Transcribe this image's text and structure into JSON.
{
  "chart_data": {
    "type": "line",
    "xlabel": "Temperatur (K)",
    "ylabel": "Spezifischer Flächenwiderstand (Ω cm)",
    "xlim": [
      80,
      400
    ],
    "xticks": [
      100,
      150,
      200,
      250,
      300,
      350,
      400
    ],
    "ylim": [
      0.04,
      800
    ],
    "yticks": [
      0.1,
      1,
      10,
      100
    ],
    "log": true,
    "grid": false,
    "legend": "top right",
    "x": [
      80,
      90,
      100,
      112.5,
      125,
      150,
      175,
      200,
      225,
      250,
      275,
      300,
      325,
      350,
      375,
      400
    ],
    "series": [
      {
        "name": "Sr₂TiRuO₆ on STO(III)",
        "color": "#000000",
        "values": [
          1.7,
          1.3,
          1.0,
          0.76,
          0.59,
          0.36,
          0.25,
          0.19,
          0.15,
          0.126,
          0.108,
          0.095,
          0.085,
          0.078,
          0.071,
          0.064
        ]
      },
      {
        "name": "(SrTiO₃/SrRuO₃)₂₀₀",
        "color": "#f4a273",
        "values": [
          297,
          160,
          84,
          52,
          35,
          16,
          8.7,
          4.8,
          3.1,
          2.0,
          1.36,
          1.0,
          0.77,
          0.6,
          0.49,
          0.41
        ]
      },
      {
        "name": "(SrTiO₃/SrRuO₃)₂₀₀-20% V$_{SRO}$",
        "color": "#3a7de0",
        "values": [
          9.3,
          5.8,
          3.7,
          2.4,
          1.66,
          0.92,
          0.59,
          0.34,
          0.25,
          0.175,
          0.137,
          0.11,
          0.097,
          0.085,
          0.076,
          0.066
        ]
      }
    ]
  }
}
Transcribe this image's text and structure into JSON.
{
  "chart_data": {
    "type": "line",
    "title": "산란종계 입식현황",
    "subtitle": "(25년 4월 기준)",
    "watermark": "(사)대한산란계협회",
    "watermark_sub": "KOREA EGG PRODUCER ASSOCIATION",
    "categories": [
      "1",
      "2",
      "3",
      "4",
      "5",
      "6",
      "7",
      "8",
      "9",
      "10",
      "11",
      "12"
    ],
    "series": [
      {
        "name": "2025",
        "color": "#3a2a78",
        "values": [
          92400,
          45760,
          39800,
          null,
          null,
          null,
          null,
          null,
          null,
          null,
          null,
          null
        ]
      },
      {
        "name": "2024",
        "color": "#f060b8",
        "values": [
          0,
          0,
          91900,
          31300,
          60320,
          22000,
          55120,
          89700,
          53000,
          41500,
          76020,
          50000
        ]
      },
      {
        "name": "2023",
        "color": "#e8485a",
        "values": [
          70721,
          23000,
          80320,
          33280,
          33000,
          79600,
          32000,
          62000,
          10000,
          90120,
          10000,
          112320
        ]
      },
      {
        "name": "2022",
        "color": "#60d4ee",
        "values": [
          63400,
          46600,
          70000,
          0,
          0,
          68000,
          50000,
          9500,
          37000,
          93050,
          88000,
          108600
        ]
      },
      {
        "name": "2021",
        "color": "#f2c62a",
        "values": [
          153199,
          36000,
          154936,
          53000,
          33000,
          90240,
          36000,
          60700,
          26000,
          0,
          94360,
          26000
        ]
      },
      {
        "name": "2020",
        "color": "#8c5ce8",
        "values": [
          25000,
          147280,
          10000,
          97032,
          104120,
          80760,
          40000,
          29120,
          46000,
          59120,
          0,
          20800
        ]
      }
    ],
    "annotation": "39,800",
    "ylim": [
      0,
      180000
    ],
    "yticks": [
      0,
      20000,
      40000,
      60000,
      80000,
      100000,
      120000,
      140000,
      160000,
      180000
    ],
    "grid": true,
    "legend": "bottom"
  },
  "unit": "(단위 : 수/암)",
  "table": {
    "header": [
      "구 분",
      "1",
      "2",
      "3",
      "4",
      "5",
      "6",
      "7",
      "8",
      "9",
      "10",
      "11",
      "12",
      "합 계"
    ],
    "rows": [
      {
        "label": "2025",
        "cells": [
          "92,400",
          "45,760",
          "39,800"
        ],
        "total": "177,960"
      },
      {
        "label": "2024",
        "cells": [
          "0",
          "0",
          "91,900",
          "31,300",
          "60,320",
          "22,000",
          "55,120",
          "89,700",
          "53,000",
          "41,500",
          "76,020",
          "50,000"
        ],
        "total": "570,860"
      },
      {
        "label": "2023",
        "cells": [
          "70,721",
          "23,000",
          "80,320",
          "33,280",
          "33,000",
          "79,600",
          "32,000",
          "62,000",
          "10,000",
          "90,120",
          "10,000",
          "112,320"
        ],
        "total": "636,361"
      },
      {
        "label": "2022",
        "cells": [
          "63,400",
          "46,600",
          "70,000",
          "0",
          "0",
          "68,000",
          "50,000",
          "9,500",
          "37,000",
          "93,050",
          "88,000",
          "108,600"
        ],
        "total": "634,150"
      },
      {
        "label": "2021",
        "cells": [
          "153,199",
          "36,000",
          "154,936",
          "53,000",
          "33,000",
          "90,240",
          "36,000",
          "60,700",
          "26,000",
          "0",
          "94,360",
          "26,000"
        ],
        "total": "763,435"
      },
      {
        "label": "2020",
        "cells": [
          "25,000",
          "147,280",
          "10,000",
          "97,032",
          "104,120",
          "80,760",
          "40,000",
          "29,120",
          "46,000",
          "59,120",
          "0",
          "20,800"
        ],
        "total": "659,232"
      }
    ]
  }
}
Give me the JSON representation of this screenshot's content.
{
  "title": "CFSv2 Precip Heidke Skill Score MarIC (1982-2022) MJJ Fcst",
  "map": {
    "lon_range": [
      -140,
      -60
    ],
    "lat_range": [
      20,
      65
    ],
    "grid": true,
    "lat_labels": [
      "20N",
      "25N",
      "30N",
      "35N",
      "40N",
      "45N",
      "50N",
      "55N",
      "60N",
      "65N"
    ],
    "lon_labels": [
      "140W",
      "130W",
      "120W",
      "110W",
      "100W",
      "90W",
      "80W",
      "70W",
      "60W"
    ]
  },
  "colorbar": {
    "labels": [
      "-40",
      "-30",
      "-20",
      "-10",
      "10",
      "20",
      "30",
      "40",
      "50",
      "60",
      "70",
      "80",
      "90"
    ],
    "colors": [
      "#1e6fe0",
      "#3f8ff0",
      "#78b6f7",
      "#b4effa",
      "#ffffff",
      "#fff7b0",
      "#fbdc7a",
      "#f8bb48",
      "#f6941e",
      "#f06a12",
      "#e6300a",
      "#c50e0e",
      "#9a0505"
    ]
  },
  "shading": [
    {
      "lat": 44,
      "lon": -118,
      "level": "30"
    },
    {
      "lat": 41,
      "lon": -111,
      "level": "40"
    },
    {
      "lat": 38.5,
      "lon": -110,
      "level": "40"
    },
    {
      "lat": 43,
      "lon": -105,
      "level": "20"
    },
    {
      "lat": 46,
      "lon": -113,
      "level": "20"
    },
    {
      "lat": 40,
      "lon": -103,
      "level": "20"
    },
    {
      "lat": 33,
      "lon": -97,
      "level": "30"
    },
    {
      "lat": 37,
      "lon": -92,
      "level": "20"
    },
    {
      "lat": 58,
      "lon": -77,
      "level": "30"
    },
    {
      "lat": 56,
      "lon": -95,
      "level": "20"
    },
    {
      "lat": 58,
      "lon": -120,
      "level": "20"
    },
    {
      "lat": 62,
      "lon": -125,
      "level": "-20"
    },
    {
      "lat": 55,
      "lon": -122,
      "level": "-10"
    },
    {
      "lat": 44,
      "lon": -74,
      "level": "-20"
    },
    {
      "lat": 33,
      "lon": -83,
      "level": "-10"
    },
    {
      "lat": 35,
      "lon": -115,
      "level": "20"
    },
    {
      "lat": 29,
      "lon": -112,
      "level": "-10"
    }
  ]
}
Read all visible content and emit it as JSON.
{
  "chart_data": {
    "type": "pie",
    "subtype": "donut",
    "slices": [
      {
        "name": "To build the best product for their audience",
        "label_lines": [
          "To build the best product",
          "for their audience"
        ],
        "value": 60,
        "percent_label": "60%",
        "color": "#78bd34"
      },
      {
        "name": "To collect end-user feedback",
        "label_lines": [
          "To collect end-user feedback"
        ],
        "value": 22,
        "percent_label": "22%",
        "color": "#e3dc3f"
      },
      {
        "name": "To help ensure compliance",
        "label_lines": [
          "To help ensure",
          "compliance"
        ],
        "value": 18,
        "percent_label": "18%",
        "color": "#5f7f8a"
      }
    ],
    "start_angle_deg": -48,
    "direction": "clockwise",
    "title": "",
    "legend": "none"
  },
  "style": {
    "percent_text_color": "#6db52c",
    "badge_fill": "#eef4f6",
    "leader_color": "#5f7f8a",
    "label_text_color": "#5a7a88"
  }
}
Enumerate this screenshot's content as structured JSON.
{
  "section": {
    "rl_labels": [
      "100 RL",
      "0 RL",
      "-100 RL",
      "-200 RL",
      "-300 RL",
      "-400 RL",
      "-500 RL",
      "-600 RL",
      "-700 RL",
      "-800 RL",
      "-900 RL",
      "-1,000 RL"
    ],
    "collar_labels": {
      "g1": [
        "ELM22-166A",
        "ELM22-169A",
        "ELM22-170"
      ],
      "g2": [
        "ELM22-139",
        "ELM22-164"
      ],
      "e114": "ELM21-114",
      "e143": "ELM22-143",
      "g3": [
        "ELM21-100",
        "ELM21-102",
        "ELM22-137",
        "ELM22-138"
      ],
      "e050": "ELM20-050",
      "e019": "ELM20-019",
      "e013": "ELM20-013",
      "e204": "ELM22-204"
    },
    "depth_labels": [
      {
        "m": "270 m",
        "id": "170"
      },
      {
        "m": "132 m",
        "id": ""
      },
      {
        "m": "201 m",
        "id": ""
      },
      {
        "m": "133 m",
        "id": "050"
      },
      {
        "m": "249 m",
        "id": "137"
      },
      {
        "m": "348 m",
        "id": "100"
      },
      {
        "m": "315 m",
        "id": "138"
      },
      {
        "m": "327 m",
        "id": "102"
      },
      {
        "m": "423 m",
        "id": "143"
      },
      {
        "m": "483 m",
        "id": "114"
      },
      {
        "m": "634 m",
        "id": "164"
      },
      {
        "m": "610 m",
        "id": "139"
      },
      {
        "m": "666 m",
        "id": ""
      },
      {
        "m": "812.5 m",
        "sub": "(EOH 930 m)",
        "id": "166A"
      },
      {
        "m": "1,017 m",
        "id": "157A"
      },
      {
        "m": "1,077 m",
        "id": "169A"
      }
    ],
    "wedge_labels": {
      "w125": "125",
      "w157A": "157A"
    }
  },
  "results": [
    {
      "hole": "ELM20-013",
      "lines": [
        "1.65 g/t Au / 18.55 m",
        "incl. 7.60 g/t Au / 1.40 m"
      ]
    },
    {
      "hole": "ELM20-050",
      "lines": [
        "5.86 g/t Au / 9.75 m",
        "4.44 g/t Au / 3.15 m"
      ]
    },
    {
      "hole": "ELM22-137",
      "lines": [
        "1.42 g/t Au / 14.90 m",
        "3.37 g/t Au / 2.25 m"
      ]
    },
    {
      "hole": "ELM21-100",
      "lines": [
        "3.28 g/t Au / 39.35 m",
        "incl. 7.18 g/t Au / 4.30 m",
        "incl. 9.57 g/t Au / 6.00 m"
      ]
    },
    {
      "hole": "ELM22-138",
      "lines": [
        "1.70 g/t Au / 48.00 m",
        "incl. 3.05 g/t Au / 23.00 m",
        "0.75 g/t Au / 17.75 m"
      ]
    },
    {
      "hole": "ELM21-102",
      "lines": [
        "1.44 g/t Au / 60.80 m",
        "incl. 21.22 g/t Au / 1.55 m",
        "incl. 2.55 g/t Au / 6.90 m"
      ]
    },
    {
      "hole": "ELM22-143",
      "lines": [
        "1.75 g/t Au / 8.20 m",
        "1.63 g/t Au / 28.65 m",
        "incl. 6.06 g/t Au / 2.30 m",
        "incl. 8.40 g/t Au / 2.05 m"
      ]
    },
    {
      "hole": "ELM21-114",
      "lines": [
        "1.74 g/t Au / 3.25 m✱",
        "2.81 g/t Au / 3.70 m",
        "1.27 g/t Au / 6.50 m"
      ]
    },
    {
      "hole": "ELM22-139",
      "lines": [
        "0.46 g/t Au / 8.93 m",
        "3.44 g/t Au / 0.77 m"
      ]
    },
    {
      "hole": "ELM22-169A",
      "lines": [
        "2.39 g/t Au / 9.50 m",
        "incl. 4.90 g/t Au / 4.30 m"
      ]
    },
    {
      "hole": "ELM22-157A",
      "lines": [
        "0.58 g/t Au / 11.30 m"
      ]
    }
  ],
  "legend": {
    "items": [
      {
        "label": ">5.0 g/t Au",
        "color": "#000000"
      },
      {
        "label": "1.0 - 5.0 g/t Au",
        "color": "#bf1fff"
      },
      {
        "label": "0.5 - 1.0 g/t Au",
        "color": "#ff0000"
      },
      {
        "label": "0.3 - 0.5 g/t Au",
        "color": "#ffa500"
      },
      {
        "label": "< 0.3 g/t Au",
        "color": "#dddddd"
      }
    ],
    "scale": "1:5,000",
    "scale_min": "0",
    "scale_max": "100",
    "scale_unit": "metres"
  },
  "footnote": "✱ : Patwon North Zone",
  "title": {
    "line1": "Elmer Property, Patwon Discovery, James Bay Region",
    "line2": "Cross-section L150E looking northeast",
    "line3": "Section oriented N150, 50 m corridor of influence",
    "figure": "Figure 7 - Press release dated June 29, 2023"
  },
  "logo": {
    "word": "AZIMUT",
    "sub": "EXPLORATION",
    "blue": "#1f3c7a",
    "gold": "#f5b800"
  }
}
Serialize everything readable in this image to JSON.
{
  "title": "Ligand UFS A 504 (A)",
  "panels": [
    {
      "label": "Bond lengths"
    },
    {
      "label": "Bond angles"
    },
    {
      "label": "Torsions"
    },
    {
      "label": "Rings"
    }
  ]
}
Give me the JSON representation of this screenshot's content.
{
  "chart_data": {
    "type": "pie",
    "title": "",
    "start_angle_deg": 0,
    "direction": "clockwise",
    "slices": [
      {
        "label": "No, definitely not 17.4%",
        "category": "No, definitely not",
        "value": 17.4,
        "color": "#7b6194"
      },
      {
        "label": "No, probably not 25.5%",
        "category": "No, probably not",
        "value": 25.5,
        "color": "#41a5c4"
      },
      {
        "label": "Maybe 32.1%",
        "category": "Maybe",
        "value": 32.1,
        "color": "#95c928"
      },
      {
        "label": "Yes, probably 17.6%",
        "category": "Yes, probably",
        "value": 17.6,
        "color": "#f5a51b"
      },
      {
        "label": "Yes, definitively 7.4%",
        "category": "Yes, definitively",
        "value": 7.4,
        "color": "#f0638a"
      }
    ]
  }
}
————
### [TASK GOAL]
Out of the preceding entries, pull every line containing the string "JSON".

### [SOLUTION TO THE PROBLEM]
Transcribe this image's text and structure into JSON.
Transcribe this image's text and structure into JSON.
Give me the JSON representation of this screenshot's content.
Read all visible content and emit it as JSON.
Enumerate this screenshot's content as structured JSON.
Serialize everything readable in this image to JSON.
Give me the JSON representation of this screenshot's content.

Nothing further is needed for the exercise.